— start SUPPLIED INFORMATION —

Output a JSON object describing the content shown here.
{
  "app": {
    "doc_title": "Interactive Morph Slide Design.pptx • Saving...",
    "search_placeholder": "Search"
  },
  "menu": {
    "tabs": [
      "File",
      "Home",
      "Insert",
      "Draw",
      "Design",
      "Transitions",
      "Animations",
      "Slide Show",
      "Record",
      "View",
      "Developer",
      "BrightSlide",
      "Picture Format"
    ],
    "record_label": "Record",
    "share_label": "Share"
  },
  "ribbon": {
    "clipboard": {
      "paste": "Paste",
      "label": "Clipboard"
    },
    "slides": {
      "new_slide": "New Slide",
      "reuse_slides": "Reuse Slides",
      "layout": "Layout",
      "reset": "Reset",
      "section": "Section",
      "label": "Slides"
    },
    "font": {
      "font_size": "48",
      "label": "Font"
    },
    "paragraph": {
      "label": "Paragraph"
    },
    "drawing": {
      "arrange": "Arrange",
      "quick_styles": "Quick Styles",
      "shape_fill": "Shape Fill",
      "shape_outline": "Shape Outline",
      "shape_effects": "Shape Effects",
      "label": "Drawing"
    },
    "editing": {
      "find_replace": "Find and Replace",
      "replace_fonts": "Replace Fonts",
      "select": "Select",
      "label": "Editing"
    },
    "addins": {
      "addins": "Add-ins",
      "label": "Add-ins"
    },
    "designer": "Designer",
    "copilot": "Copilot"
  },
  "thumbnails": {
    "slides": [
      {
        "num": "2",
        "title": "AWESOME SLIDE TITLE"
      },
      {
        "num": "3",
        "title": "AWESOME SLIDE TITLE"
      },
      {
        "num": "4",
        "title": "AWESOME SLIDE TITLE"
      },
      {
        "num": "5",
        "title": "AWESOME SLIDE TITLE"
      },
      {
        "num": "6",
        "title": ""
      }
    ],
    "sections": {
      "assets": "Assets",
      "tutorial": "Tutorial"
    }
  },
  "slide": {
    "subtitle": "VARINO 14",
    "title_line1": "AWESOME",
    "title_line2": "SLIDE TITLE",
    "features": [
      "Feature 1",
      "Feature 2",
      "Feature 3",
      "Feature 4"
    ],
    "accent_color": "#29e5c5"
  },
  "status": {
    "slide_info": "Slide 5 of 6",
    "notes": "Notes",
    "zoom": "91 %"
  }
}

— end SUPPLIED INFORMATION —

*DIRECTION*
Every entry should be printed again exactly as it stands.

*IN RESPONSE*
Output a JSON object describing the content shown here.
{
  "app": {
    "doc_title": "Interactive Morph Slide Design.pptx • Saving...",
    "search_placeholder": "Search"
  },
  "menu": {
    "tabs": [
      "File",
      "Home",
      "Insert",
      "Draw",
      "Design",
      "Transitions",
      "Animations",
      "Slide Show",
      "Record",
      "View",
      "Developer",
      "BrightSlide",
      "Picture Format"
    ],
    "record_label": "Record",
    "share_label": "Share"
  },
  "ribbon": {
    "clipboard": {
      "paste": "Paste",
      "label": "Clipboard"
    },
    "slides": {
      "new_slide": "New Slide",
      "reuse_slides": "Reuse Slides",
      "layout": "Layout",
      "reset": "Reset",
      "section": "Section",
      "label": "Slides"
    },
    "font": {
      "font_size": "48",
      "label": "Font"
    },
    "paragraph": {
      "label": "Paragraph"
    },
    "drawing": {
      "arrange": "Arrange",
      "quick_styles": "Quick Styles",
      "shape_fill": "Shape Fill",
      "shape_outline": "Shape Outline",
      "shape_effects": "Shape Effects",
      "label": "Drawing"
    },
    "editing": {
      "find_replace": "Find and Replace",
      "replace_fonts": "Replace Fonts",
      "select": "Select",
      "label": "Editing"
    },
    "addins": {
      "addins": "Add-ins",
      "label": "Add-ins"
    },
    "designer": "Designer",
    "copilot": "Copilot"
  },
  "thumbnails": {
    "slides": [
      {
        "num": "2",
        "title": "AWESOME SLIDE TITLE"
      },
      {
        "num": "3",
        "title": "AWESOME SLIDE TITLE"
      },
      {
        "num": "4",
        "title": "AWESOME SLIDE TITLE"
      },
      {
        "num": "5",
        "title": "AWESOME SLIDE TITLE"
      },
      {
        "num": "6",
        "title": ""
      }
    ],
    "sections": {
      "assets": "Assets",
      "tutorial": "Tutorial"
    }
  },
  "slide": {
    "subtitle": "VARINO 14",
    "title_line1": "AWESOME",
    "title_line2": "SLIDE TITLE",
    "features": [
      "Feature 1",
      "Feature 2",
      "Feature 3",
      "Feature 4"
    ],
    "accent_color": "#29e5c5"
  },
  "status": {
    "slide_info": "Slide 5 of 6",
    "notes": "Notes",
    "zoom": "91 %"
  }
}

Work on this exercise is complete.